■ WHAT TO PRODUCE ■
Go through the lines below and copy each one that holds the string "this".
^^^^^^^^^^^^^^^^
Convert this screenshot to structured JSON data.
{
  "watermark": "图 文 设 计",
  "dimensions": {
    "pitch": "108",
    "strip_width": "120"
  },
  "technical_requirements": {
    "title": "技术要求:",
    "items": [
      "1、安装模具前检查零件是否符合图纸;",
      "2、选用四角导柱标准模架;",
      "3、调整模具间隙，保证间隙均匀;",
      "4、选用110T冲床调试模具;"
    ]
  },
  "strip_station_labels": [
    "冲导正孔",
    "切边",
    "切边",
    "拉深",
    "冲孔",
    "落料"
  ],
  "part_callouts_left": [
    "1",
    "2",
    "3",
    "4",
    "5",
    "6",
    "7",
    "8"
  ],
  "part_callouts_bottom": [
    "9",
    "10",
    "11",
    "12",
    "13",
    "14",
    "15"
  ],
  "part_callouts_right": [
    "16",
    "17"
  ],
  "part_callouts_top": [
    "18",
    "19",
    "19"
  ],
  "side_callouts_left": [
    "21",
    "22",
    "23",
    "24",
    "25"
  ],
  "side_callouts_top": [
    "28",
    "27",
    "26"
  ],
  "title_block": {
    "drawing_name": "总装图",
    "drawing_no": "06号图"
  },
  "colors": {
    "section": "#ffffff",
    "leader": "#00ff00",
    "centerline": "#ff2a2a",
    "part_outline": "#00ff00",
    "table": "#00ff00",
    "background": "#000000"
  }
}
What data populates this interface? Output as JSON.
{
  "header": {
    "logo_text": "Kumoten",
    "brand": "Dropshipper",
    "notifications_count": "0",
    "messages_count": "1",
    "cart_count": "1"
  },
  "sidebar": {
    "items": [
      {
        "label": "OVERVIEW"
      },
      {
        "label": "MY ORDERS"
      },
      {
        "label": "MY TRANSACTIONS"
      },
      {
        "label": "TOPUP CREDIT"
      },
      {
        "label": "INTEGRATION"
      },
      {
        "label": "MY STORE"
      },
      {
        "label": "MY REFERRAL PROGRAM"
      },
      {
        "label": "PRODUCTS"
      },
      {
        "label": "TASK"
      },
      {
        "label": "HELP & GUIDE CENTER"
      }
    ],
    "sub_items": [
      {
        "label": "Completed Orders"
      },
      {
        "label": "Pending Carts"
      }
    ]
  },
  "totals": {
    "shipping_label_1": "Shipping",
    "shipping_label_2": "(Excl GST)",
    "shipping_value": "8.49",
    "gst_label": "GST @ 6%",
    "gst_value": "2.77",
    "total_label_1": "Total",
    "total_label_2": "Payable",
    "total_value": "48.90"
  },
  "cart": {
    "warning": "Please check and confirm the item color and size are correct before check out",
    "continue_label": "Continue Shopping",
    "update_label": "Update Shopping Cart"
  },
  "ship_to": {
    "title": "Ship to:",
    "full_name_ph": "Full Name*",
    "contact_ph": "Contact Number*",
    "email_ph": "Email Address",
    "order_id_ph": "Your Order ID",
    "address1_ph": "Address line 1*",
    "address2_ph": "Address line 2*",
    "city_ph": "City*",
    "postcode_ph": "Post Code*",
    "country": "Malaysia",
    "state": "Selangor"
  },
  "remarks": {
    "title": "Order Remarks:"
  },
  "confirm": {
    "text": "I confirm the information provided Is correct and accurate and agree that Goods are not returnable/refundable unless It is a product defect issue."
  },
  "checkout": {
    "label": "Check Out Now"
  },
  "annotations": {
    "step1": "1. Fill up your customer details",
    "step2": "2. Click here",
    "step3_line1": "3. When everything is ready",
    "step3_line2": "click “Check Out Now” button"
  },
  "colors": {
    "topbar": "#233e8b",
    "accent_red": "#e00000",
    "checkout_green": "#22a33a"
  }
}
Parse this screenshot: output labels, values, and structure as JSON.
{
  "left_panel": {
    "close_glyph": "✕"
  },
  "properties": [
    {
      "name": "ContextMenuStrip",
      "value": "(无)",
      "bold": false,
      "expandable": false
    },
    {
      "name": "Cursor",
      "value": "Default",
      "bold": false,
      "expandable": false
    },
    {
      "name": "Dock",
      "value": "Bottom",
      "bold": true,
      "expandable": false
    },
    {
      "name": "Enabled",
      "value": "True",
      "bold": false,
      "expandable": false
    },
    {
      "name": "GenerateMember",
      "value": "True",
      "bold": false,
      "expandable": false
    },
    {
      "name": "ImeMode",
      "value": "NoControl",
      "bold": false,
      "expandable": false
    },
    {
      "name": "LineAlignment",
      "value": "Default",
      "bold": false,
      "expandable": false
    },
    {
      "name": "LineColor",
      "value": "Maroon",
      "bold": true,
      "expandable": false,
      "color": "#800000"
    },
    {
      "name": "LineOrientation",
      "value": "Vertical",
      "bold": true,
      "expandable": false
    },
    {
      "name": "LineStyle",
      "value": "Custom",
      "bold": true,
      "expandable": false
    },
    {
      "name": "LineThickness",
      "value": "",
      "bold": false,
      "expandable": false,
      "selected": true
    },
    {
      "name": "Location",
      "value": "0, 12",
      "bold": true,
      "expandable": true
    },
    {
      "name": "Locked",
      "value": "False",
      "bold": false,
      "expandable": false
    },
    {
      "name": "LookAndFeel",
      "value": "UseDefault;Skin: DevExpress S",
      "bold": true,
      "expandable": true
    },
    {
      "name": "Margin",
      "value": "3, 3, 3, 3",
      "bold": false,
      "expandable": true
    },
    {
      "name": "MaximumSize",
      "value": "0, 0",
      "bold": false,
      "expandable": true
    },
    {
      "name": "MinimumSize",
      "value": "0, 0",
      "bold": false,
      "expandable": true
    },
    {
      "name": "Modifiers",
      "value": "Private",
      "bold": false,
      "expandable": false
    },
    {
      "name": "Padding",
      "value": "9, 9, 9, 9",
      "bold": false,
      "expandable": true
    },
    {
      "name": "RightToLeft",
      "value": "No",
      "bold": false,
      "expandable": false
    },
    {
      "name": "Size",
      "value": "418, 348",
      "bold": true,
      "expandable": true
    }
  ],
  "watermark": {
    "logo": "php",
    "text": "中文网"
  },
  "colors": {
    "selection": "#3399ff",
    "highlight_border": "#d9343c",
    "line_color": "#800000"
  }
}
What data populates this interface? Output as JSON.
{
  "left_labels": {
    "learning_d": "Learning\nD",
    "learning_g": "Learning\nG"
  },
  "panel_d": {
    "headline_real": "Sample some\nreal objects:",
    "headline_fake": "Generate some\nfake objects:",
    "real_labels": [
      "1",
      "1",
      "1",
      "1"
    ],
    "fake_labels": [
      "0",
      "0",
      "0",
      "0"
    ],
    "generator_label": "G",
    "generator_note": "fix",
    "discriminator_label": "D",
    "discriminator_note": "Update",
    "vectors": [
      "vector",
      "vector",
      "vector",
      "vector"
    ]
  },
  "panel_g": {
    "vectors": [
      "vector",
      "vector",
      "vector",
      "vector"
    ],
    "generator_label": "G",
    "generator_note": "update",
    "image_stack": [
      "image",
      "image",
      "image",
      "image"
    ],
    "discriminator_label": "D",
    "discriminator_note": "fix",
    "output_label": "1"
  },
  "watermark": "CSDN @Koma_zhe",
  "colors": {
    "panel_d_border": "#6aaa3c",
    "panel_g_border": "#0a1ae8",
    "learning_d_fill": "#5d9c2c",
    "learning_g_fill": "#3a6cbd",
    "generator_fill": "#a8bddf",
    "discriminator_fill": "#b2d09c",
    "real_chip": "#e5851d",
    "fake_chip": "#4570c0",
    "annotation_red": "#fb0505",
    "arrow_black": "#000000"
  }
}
^^^^^^^^^^^^^^^^
■ FINISHED EXERCISE ■
Convert this screenshot to structured JSON data.
What data populates this interface? Output as JSON.
Parse this screenshot: output labels, values, and structure as JSON.
What data populates this interface? Output as JSON.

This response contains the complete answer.